_ENTRIES SUPPLIED_.
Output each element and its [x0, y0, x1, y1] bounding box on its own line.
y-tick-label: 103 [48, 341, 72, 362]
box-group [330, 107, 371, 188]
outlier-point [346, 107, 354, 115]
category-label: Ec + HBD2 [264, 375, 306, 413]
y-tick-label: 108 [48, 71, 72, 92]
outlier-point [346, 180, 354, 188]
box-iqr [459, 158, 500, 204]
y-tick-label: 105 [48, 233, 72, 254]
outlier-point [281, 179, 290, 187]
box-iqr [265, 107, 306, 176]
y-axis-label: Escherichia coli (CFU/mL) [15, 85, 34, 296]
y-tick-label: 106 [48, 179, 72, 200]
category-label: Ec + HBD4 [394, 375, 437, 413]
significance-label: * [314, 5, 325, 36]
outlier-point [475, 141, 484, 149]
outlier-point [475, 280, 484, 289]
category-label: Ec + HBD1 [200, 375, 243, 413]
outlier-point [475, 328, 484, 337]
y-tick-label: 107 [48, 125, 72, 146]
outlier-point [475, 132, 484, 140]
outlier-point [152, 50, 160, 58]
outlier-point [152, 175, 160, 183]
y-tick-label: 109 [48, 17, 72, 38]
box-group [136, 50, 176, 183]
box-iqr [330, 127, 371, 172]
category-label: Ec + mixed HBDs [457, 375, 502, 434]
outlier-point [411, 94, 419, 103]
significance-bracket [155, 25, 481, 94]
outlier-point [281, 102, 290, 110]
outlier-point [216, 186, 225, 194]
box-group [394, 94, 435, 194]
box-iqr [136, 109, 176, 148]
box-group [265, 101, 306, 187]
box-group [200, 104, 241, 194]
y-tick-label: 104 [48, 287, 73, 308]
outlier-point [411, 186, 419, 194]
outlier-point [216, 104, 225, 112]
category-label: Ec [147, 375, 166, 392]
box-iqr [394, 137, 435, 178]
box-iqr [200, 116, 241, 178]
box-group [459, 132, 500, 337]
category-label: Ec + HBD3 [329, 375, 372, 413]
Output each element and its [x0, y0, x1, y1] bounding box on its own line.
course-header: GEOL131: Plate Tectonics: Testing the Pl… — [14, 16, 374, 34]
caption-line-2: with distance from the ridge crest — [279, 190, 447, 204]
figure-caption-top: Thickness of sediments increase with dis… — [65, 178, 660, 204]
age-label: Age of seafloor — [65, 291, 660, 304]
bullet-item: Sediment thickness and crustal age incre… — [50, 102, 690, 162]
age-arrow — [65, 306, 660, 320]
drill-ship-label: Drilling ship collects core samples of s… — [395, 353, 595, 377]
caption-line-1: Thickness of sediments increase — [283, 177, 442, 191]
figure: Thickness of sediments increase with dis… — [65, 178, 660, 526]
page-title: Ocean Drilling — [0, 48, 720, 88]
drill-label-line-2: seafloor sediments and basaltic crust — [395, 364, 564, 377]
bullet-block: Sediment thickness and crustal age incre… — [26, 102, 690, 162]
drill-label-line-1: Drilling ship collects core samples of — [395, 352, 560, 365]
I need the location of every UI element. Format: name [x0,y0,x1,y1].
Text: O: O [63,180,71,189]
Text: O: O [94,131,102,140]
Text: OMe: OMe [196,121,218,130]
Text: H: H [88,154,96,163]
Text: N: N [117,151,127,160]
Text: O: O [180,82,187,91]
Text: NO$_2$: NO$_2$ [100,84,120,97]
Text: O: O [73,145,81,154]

_DIRECTIVE_. Copy out every line of the records above without any change, keeping them in the same order.

_RESULT OF THIS EXERCISE_.
Output each element and its [x0, y0, x1, y1] bounding box on its own line.
y-tick-label: 103 [48, 341, 72, 362]
box-group [330, 107, 371, 188]
outlier-point [346, 107, 354, 115]
category-label: Ec + HBD2 [264, 375, 306, 413]
y-tick-label: 108 [48, 71, 72, 92]
outlier-point [346, 180, 354, 188]
box-iqr [459, 158, 500, 204]
y-tick-label: 105 [48, 233, 72, 254]
outlier-point [281, 179, 290, 187]
box-iqr [265, 107, 306, 176]
y-axis-label: Escherichia coli (CFU/mL) [15, 85, 34, 296]
y-tick-label: 106 [48, 179, 72, 200]
category-label: Ec + HBD4 [394, 375, 437, 413]
significance-label: * [314, 5, 325, 36]
outlier-point [475, 141, 484, 149]
outlier-point [475, 280, 484, 289]
category-label: Ec + HBD1 [200, 375, 243, 413]
outlier-point [475, 328, 484, 337]
y-tick-label: 107 [48, 125, 72, 146]
outlier-point [475, 132, 484, 140]
outlier-point [152, 50, 160, 58]
outlier-point [152, 175, 160, 183]
y-tick-label: 109 [48, 17, 72, 38]
box-group [136, 50, 176, 183]
box-iqr [330, 127, 371, 172]
category-label: Ec + mixed HBDs [457, 375, 502, 434]
outlier-point [411, 94, 419, 103]
significance-bracket [155, 25, 481, 94]
outlier-point [281, 102, 290, 110]
outlier-point [216, 186, 225, 194]
box-group [394, 94, 435, 194]
box-iqr [136, 109, 176, 148]
box-group [265, 101, 306, 187]
box-group [200, 104, 241, 194]
y-tick-label: 104 [48, 287, 73, 308]
outlier-point [411, 186, 419, 194]
outlier-point [216, 104, 225, 112]
category-label: Ec [147, 375, 166, 392]
box-iqr [394, 137, 435, 178]
box-iqr [200, 116, 241, 178]
box-group [459, 132, 500, 337]
category-label: Ec + HBD3 [329, 375, 372, 413]
Output each element and its [x0, y0, x1, y1] bounding box on its own line.
course-header: GEOL131: Plate Tectonics: Testing the Pl… — [14, 16, 374, 34]
caption-line-2: with distance from the ridge crest — [279, 190, 447, 204]
figure-caption-top: Thickness of sediments increase with dis… — [65, 178, 660, 204]
age-label: Age of seafloor — [65, 291, 660, 304]
bullet-item: Sediment thickness and crustal age incre… — [50, 102, 690, 162]
age-arrow — [65, 306, 660, 320]
drill-ship-label: Drilling ship collects core samples of s… — [395, 353, 595, 377]
caption-line-1: Thickness of sediments increase — [283, 177, 442, 191]
figure: Thickness of sediments increase with dis… — [65, 178, 660, 526]
page-title: Ocean Drilling — [0, 48, 720, 88]
drill-label-line-2: seafloor sediments and basaltic crust — [395, 364, 564, 377]
bullet-block: Sediment thickness and crustal age incre… — [26, 102, 690, 162]
drill-label-line-1: Drilling ship collects core samples of — [395, 352, 560, 365]
I need the location of every UI element. Format: name [x0,y0,x1,y1].
Text: O: O [63,180,71,189]
Text: O: O [94,131,102,140]
Text: OMe: OMe [196,121,218,130]
Text: H: H [88,154,96,163]
Text: N: N [117,151,127,160]
Text: O: O [180,82,187,91]
Text: NO$_2$: NO$_2$ [100,84,120,97]
Text: O: O [73,145,81,154]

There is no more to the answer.